Job.
Copy the data that follows exactly. Include no pictures.

Listing.

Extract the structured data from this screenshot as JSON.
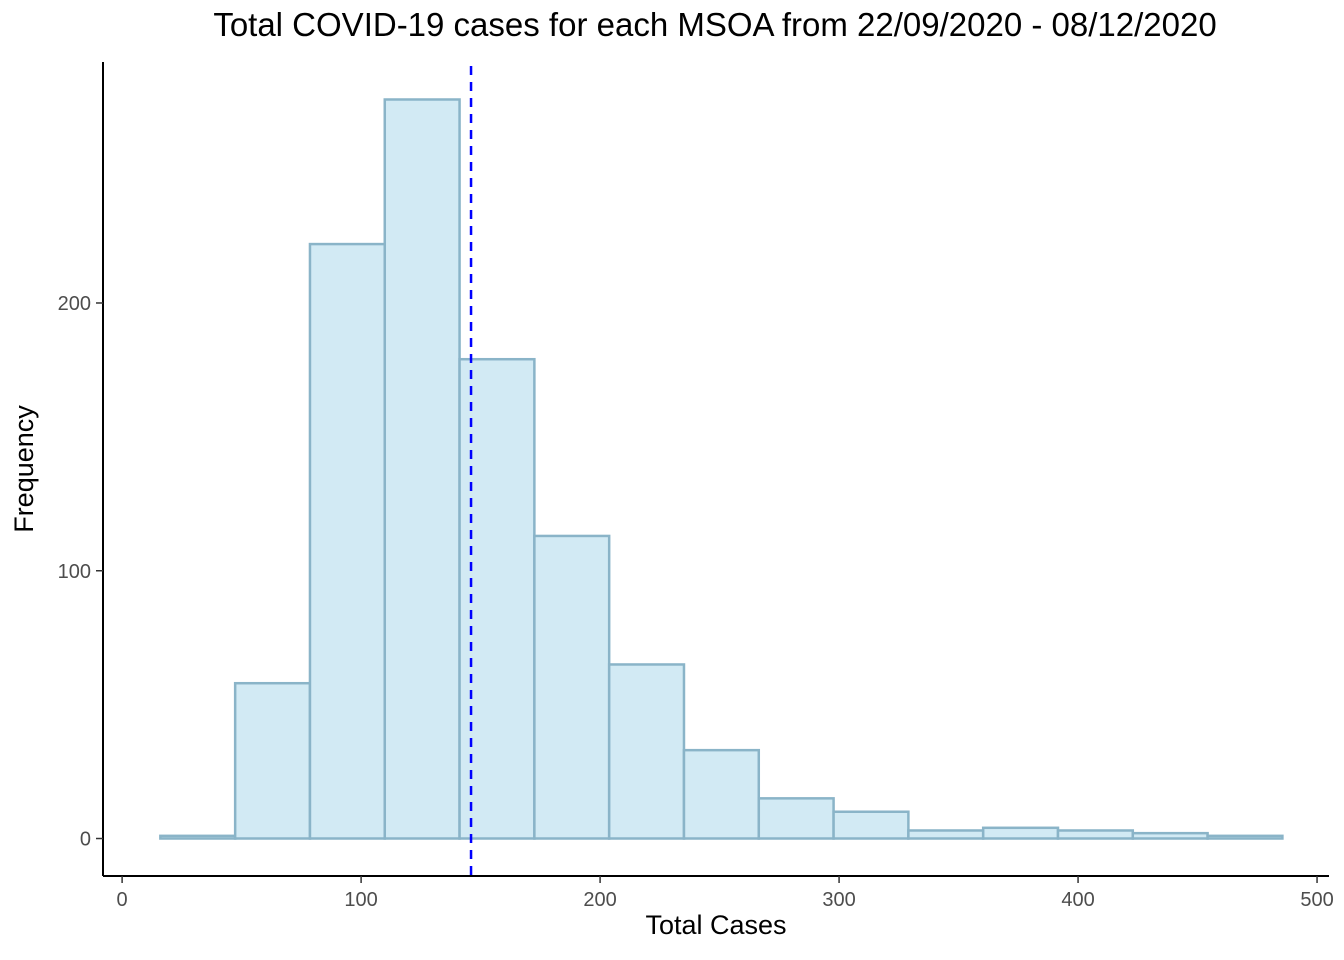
{
  "chart_data": {
    "type": "bar",
    "title": "Total COVID-19 cases for each MSOA from 22/09/2020 - 08/12/2020",
    "xlabel": "Total Cases",
    "ylabel": "Frequency",
    "xlim": [
      -8,
      505
    ],
    "ylim": [
      -14,
      290
    ],
    "x_ticks": [
      "0",
      "100",
      "200",
      "300",
      "400",
      "500"
    ],
    "y_ticks": [
      "0",
      "100",
      "200"
    ],
    "grid": false,
    "bins": [
      {
        "start": 16,
        "end": 47.3,
        "count": 1
      },
      {
        "start": 47.3,
        "end": 78.6,
        "count": 58
      },
      {
        "start": 78.6,
        "end": 109.9,
        "count": 222
      },
      {
        "start": 109.9,
        "end": 141.2,
        "count": 276
      },
      {
        "start": 141.2,
        "end": 172.5,
        "count": 179
      },
      {
        "start": 172.5,
        "end": 203.8,
        "count": 113
      },
      {
        "start": 203.8,
        "end": 235.1,
        "count": 65
      },
      {
        "start": 235.1,
        "end": 266.4,
        "count": 33
      },
      {
        "start": 266.4,
        "end": 297.7,
        "count": 15
      },
      {
        "start": 297.7,
        "end": 329.0,
        "count": 10
      },
      {
        "start": 329.0,
        "end": 360.3,
        "count": 3
      },
      {
        "start": 360.3,
        "end": 391.6,
        "count": 4
      },
      {
        "start": 391.6,
        "end": 422.9,
        "count": 3
      },
      {
        "start": 422.9,
        "end": 454.2,
        "count": 2
      },
      {
        "start": 454.2,
        "end": 485.5,
        "count": 1
      }
    ],
    "mean_line": {
      "x": 146,
      "style": "dashed",
      "color": "#0000ff"
    },
    "bar_fill": "#d2eaf4",
    "bar_stroke": "#8ab4c8"
  }
}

Answer in full.
Extract the structured data from this screenshot as JSON.
{
  "chart_data": {
    "type": "bar",
    "title": "Total COVID-19 cases for each MSOA from 22/09/2020 - 08/12/2020",
    "xlabel": "Total Cases",
    "ylabel": "Frequency",
    "xlim": [
      -8,
      505
    ],
    "ylim": [
      -14,
      290
    ],
    "x_ticks": [
      "0",
      "100",
      "200",
      "300",
      "400",
      "500"
    ],
    "y_ticks": [
      "0",
      "100",
      "200"
    ],
    "grid": false,
    "bins": [
      {
        "start": 16,
        "end": 47.3,
        "count": 1
      },
      {
        "start": 47.3,
        "end": 78.6,
        "count": 58
      },
      {
        "start": 78.6,
        "end": 109.9,
        "count": 222
      },
      {
        "start": 109.9,
        "end": 141.2,
        "count": 276
      },
      {
        "start": 141.2,
        "end": 172.5,
        "count": 179
      },
      {
        "start": 172.5,
        "end": 203.8,
        "count": 113
      },
      {
        "start": 203.8,
        "end": 235.1,
        "count": 65
      },
      {
        "start": 235.1,
        "end": 266.4,
        "count": 33
      },
      {
        "start": 266.4,
        "end": 297.7,
        "count": 15
      },
      {
        "start": 297.7,
        "end": 329.0,
        "count": 10
      },
      {
        "start": 329.0,
        "end": 360.3,
        "count": 3
      },
      {
        "start": 360.3,
        "end": 391.6,
        "count": 4
      },
      {
        "start": 391.6,
        "end": 422.9,
        "count": 3
      },
      {
        "start": 422.9,
        "end": 454.2,
        "count": 2
      },
      {
        "start": 454.2,
        "end": 485.5,
        "count": 1
      }
    ],
    "mean_line": {
      "x": 146,
      "style": "dashed",
      "color": "#0000ff"
    },
    "bar_fill": "#d2eaf4",
    "bar_stroke": "#8ab4c8"
  }
}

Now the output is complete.